[Study material Boundary: Start]

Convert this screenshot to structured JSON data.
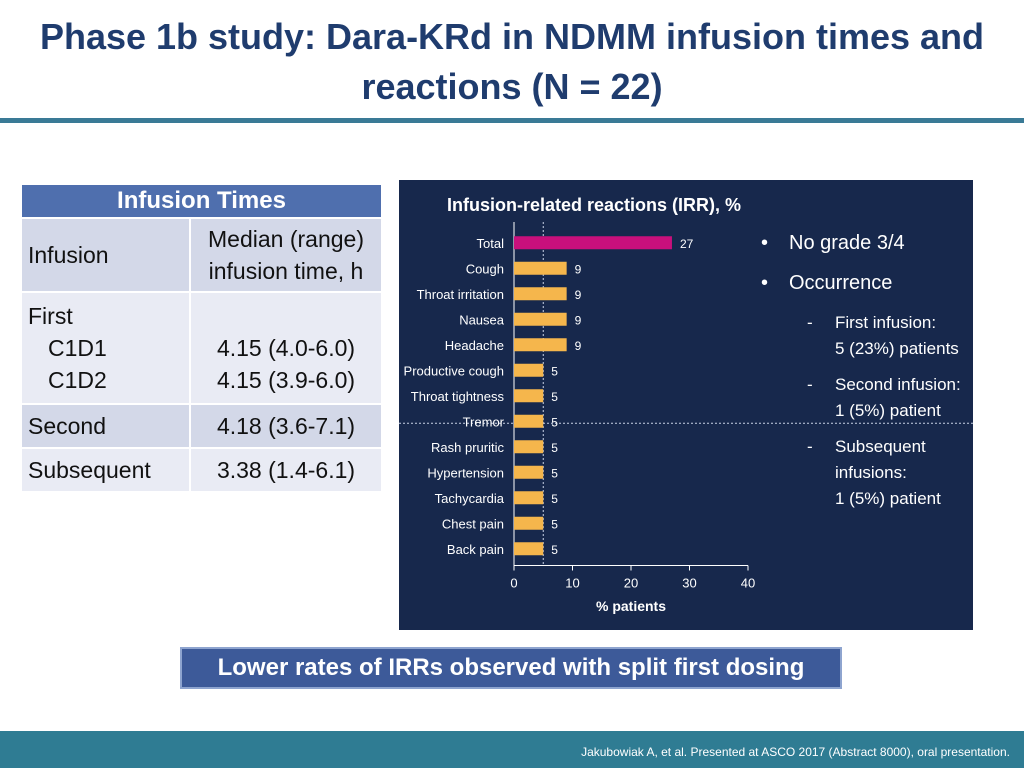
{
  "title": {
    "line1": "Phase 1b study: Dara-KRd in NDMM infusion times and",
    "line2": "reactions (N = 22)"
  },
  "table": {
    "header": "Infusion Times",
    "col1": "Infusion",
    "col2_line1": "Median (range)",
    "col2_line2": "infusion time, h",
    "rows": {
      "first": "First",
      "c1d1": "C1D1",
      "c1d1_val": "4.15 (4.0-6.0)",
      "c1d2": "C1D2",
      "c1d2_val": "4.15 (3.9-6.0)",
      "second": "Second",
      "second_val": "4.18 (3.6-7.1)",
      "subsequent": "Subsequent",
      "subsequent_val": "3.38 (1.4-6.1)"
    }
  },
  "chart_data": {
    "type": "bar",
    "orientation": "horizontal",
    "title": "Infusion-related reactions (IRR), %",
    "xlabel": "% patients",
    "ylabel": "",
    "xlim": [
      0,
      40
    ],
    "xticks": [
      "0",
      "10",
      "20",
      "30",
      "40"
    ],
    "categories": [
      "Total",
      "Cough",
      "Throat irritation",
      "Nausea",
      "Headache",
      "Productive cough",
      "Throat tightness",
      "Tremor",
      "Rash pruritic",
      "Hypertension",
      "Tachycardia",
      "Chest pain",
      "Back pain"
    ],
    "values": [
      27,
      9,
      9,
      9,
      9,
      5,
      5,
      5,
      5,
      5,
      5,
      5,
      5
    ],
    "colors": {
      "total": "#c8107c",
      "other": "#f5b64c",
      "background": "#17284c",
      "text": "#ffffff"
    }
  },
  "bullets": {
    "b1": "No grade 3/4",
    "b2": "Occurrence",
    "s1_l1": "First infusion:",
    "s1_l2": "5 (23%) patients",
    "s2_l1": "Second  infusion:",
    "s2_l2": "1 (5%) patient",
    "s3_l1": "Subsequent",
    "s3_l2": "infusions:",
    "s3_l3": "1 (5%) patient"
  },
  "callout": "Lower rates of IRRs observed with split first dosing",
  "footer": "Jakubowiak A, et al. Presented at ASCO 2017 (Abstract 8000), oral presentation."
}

[Study material Boundary: End]

- Work request: Find each line in the records above that contains "Throat", and copy it.

- Answer box:
      "Throat irritation",
      "Throat tightness",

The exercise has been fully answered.